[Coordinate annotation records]
⟨

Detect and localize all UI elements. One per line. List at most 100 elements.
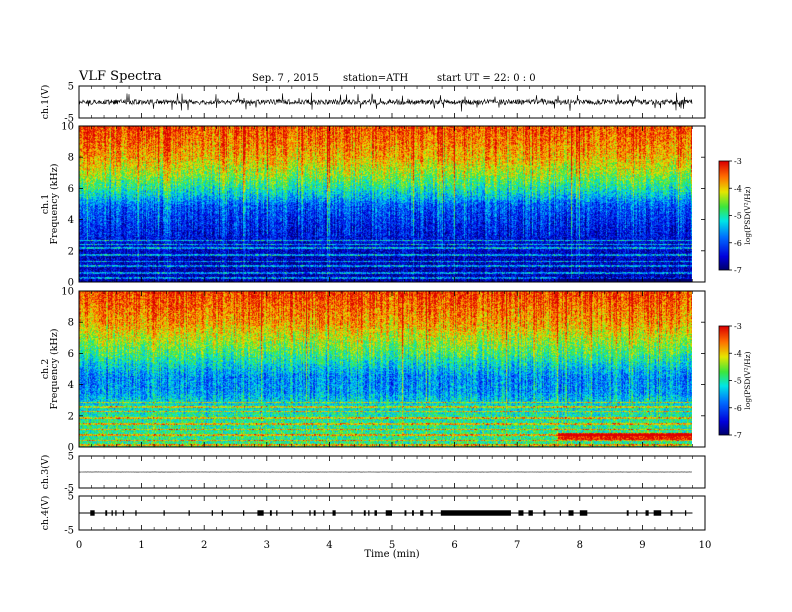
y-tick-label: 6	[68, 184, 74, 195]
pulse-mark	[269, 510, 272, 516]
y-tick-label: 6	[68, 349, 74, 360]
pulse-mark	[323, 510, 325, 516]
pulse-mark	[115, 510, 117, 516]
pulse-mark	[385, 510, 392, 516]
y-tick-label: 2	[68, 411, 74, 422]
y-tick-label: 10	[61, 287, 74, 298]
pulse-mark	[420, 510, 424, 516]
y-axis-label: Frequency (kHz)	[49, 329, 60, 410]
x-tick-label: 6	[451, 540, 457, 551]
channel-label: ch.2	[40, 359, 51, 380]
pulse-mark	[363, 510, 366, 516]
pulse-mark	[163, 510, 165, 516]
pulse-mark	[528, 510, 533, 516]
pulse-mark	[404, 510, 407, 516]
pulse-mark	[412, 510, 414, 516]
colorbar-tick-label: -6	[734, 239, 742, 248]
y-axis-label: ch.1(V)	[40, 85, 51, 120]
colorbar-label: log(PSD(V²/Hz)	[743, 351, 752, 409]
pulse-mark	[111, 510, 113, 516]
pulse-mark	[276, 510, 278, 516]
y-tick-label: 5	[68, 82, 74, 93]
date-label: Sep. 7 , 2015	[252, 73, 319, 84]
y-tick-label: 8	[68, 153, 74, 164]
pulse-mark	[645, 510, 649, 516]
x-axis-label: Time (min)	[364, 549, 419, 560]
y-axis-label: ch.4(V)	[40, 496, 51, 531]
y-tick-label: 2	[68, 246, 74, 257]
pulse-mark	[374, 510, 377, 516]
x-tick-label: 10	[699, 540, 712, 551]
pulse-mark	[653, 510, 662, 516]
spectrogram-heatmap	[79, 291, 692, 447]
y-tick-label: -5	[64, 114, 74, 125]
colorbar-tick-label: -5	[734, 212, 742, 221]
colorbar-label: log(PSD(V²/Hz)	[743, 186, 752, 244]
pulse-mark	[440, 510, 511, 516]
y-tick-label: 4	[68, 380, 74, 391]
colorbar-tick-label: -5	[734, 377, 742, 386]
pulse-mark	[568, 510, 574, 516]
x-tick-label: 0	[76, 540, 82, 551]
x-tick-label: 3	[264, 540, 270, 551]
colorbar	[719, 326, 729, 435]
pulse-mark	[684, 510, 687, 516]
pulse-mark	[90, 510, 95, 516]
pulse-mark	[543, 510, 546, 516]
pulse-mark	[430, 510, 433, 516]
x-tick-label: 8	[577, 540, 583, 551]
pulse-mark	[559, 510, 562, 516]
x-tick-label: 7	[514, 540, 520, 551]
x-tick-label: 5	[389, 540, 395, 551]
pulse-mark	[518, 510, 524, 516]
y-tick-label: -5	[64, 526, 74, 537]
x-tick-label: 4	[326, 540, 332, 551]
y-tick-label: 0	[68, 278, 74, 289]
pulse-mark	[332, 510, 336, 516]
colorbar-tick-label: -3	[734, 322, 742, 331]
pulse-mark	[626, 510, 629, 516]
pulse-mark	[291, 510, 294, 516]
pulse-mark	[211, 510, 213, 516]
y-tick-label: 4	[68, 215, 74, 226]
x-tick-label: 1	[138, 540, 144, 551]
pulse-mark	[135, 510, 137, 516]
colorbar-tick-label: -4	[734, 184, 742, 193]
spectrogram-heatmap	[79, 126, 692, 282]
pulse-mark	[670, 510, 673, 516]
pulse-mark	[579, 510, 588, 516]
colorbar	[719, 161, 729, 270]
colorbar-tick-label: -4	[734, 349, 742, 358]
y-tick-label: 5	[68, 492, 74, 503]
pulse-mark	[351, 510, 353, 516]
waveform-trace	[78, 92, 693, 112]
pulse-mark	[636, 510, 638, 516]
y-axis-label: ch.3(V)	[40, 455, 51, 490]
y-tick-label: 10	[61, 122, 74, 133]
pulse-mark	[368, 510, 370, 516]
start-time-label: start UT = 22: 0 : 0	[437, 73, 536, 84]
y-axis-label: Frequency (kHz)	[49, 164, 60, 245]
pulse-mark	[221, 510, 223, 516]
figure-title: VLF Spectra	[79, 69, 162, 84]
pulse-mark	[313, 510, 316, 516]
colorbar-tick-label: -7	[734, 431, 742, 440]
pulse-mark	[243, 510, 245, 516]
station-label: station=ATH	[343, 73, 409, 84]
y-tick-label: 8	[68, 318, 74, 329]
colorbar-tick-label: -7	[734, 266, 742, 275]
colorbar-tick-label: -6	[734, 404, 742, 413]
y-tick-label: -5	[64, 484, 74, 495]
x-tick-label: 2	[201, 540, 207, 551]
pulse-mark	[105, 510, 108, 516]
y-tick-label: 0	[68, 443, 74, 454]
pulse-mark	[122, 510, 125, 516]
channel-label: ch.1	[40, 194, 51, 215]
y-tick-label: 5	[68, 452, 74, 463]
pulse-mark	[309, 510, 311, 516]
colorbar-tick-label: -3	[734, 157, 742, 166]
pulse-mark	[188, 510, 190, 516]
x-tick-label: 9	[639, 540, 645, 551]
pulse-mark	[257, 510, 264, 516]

⟩

=== PROBLEM STATEMENT ===
Rewrite all of the lines above, replacing "pulse-mark" with "spike-mark" every time it occurs and changing nothing else. Leave the pictures out of your answer.

=== SOLUTION ===
Detect and localize all UI elements. One per line. List at most 100 elements.
y-tick-label: 6	[68, 184, 74, 195]
spike-mark	[269, 510, 272, 516]
y-tick-label: 6	[68, 349, 74, 360]
spike-mark	[323, 510, 325, 516]
spike-mark	[115, 510, 117, 516]
spike-mark	[385, 510, 392, 516]
y-tick-label: 2	[68, 411, 74, 422]
y-tick-label: 10	[61, 287, 74, 298]
spike-mark	[420, 510, 424, 516]
y-axis-label: Frequency (kHz)	[49, 329, 60, 410]
x-tick-label: 6	[451, 540, 457, 551]
channel-label: ch.2	[40, 359, 51, 380]
spike-mark	[363, 510, 366, 516]
spike-mark	[163, 510, 165, 516]
spike-mark	[528, 510, 533, 516]
spike-mark	[404, 510, 407, 516]
spike-mark	[412, 510, 414, 516]
colorbar-tick-label: -6	[734, 239, 742, 248]
y-axis-label: ch.1(V)	[40, 85, 51, 120]
colorbar-label: log(PSD(V²/Hz)	[743, 351, 752, 409]
spike-mark	[111, 510, 113, 516]
spike-mark	[276, 510, 278, 516]
y-tick-label: 5	[68, 82, 74, 93]
date-label: Sep. 7 , 2015	[252, 73, 319, 84]
y-tick-label: 8	[68, 153, 74, 164]
spike-mark	[645, 510, 649, 516]
x-axis-label: Time (min)	[364, 549, 419, 560]
y-axis-label: ch.4(V)	[40, 496, 51, 531]
y-tick-label: 2	[68, 246, 74, 257]
spike-mark	[374, 510, 377, 516]
x-tick-label: 10	[699, 540, 712, 551]
spike-mark	[653, 510, 662, 516]
spectrogram-heatmap	[79, 291, 692, 447]
y-tick-label: -5	[64, 114, 74, 125]
colorbar-tick-label: -5	[734, 212, 742, 221]
colorbar-label: log(PSD(V²/Hz)	[743, 186, 752, 244]
spike-mark	[440, 510, 511, 516]
y-tick-label: 4	[68, 380, 74, 391]
colorbar-tick-label: -5	[734, 377, 742, 386]
spike-mark	[568, 510, 574, 516]
x-tick-label: 0	[76, 540, 82, 551]
x-tick-label: 3	[264, 540, 270, 551]
colorbar	[719, 326, 729, 435]
spike-mark	[684, 510, 687, 516]
spike-mark	[90, 510, 95, 516]
spike-mark	[543, 510, 546, 516]
spike-mark	[430, 510, 433, 516]
x-tick-label: 8	[577, 540, 583, 551]
spike-mark	[559, 510, 562, 516]
x-tick-label: 7	[514, 540, 520, 551]
x-tick-label: 5	[389, 540, 395, 551]
spike-mark	[518, 510, 524, 516]
y-tick-label: -5	[64, 526, 74, 537]
x-tick-label: 4	[326, 540, 332, 551]
y-tick-label: 0	[68, 278, 74, 289]
spike-mark	[332, 510, 336, 516]
colorbar-tick-label: -3	[734, 322, 742, 331]
spike-mark	[626, 510, 629, 516]
spike-mark	[291, 510, 294, 516]
spike-mark	[211, 510, 213, 516]
y-tick-label: 4	[68, 215, 74, 226]
x-tick-label: 1	[138, 540, 144, 551]
spike-mark	[135, 510, 137, 516]
colorbar-tick-label: -4	[734, 184, 742, 193]
spectrogram-heatmap	[79, 126, 692, 282]
spike-mark	[670, 510, 673, 516]
spike-mark	[579, 510, 588, 516]
colorbar	[719, 161, 729, 270]
colorbar-tick-label: -4	[734, 349, 742, 358]
y-tick-label: 5	[68, 492, 74, 503]
spike-mark	[351, 510, 353, 516]
waveform-trace	[78, 92, 693, 112]
spike-mark	[636, 510, 638, 516]
y-axis-label: ch.3(V)	[40, 455, 51, 490]
y-tick-label: 10	[61, 122, 74, 133]
spike-mark	[368, 510, 370, 516]
start-time-label: start UT = 22: 0 : 0	[437, 73, 536, 84]
y-axis-label: Frequency (kHz)	[49, 164, 60, 245]
spike-mark	[221, 510, 223, 516]
figure-title: VLF Spectra	[79, 69, 162, 84]
spike-mark	[313, 510, 316, 516]
colorbar-tick-label: -7	[734, 431, 742, 440]
spike-mark	[243, 510, 245, 516]
station-label: station=ATH	[343, 73, 409, 84]
y-tick-label: 8	[68, 318, 74, 329]
colorbar-tick-label: -7	[734, 266, 742, 275]
colorbar-tick-label: -6	[734, 404, 742, 413]
y-tick-label: -5	[64, 484, 74, 495]
x-tick-label: 2	[201, 540, 207, 551]
spike-mark	[105, 510, 108, 516]
y-tick-label: 0	[68, 443, 74, 454]
spike-mark	[122, 510, 125, 516]
channel-label: ch.1	[40, 194, 51, 215]
y-tick-label: 5	[68, 452, 74, 463]
spike-mark	[309, 510, 311, 516]
colorbar-tick-label: -3	[734, 157, 742, 166]
spike-mark	[188, 510, 190, 516]
x-tick-label: 9	[639, 540, 645, 551]
spike-mark	[257, 510, 264, 516]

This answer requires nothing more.